PROBLEM: Separate out the lines that hold "adalah".

A block of data:
-*-

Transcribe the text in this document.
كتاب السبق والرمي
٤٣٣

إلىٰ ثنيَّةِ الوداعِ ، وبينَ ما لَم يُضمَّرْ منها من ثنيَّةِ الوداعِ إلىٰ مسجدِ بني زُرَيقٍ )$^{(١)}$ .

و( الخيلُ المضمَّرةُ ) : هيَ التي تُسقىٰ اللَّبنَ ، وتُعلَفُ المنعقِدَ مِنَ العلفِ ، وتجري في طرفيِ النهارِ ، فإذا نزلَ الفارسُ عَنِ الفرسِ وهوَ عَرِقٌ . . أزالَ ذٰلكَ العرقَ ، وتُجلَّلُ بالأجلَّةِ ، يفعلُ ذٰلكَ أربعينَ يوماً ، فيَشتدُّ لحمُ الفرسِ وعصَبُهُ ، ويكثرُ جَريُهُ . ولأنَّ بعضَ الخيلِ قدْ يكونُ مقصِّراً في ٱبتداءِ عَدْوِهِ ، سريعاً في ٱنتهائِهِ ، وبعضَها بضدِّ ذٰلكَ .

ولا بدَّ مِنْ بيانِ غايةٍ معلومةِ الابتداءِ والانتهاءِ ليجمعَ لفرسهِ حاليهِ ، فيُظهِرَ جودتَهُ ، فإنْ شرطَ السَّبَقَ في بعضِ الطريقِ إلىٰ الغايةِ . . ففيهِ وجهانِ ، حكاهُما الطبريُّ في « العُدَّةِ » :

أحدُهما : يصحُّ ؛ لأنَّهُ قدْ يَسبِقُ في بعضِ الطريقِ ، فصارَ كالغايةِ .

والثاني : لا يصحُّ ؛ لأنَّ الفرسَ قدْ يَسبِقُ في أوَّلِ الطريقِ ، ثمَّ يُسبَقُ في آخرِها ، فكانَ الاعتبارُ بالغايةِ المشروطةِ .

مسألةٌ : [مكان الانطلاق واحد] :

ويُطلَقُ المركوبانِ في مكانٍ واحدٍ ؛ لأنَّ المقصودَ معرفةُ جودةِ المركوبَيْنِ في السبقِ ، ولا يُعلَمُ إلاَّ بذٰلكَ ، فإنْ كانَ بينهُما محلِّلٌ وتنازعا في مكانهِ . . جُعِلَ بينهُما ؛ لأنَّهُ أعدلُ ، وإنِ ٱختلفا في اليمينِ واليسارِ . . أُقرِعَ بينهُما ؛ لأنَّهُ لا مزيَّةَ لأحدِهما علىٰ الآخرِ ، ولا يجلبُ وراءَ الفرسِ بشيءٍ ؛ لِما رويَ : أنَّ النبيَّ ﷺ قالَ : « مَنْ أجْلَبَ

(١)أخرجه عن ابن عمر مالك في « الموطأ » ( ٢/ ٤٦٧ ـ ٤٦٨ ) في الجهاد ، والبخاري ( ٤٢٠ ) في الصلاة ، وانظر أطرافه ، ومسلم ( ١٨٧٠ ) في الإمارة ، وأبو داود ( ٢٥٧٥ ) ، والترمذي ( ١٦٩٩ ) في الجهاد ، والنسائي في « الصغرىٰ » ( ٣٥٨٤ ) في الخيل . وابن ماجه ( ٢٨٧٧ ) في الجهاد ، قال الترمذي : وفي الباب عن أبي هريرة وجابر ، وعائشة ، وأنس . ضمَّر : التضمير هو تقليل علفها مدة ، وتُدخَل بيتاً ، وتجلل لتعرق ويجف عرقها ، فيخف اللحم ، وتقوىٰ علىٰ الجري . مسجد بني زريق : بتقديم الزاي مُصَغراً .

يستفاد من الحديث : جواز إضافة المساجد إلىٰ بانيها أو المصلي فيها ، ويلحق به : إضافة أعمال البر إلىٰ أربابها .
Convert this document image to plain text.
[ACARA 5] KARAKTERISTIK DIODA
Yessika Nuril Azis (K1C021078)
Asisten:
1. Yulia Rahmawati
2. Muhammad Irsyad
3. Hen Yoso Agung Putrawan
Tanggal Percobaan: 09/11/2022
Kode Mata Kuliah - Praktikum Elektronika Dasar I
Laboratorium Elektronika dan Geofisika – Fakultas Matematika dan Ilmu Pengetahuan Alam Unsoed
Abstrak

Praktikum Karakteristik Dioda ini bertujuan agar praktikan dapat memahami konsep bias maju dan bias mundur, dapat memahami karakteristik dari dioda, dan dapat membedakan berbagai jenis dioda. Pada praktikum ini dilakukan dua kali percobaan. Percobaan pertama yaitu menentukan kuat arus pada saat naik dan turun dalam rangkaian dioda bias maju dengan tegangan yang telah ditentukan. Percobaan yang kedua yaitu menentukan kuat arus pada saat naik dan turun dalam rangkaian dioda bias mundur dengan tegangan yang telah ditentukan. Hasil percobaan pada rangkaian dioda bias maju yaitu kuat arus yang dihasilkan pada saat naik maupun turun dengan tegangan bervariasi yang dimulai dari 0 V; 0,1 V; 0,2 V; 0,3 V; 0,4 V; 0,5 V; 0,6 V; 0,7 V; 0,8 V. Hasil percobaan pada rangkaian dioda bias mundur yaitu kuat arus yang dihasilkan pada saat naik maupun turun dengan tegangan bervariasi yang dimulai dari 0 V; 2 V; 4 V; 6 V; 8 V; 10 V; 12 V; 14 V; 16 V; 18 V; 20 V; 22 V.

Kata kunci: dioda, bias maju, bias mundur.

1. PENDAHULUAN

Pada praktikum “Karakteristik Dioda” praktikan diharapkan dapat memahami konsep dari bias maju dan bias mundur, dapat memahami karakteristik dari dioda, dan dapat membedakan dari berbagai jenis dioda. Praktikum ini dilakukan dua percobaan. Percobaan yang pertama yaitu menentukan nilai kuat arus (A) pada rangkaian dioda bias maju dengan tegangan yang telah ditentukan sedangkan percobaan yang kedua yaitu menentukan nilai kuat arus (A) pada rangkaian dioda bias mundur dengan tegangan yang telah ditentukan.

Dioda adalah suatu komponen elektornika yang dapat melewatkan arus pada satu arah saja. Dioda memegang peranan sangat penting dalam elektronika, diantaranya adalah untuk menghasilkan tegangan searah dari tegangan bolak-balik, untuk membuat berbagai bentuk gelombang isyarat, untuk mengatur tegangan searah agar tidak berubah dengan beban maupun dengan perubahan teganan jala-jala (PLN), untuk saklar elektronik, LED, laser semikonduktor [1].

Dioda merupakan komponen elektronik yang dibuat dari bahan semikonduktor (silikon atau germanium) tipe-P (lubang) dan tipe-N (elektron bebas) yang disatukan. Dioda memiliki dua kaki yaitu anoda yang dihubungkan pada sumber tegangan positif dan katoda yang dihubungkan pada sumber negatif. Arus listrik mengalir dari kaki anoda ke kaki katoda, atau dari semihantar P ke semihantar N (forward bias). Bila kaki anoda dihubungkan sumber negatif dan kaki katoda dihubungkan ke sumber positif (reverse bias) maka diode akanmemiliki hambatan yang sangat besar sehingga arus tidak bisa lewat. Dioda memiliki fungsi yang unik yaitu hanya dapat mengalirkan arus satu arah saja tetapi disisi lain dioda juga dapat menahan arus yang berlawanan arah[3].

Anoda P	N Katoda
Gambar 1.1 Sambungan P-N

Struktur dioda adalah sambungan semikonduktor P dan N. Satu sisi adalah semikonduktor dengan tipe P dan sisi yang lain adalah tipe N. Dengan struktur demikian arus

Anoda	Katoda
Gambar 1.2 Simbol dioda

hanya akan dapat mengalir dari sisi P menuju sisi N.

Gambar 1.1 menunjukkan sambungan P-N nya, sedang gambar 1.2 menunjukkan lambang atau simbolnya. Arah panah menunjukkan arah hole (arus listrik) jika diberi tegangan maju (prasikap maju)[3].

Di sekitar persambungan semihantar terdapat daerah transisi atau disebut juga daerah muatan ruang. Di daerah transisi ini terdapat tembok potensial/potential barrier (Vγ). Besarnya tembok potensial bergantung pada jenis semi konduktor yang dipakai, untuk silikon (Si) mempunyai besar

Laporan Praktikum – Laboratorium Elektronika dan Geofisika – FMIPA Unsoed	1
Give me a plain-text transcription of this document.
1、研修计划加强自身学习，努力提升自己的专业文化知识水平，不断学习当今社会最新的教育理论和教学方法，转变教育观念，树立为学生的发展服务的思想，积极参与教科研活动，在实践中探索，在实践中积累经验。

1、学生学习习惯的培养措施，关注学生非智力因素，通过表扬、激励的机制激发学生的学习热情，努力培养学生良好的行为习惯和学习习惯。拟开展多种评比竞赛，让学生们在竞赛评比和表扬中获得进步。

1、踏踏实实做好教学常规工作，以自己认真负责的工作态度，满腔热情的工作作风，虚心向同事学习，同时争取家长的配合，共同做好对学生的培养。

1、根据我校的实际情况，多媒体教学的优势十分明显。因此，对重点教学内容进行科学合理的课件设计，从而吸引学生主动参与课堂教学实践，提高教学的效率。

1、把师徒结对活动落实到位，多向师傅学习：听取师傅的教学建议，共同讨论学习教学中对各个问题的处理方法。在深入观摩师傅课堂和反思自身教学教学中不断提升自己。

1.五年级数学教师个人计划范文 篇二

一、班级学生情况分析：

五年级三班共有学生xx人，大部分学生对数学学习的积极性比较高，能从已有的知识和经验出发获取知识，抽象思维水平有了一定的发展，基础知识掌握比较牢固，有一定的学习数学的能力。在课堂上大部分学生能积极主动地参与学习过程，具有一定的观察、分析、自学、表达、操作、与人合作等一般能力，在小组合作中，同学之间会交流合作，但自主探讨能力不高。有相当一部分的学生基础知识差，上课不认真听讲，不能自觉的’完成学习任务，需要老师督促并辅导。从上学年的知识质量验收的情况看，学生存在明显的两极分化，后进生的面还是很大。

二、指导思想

-*-

TASK SOLUTION:
Dioda adalah suatu komponen elektornika yang dapat melewatkan arus pada satu arah saja. Dioda memegang peranan sangat penting dalam elektronika, diantaranya adalah untuk menghasilkan tegangan searah dari tegangan bolak-balik, untuk membuat berbagai bentuk gelombang isyarat, untuk mengatur tegangan searah agar tidak berubah dengan beban maupun dengan perubahan teganan jala-jala (PLN), untuk saklar elektronik, LED, laser semikonduktor [1].
Struktur dioda adalah sambungan semikonduktor P dan N. Satu sisi adalah semikonduktor dengan tipe P dan sisi yang lain adalah tipe N. Dengan struktur demikian arus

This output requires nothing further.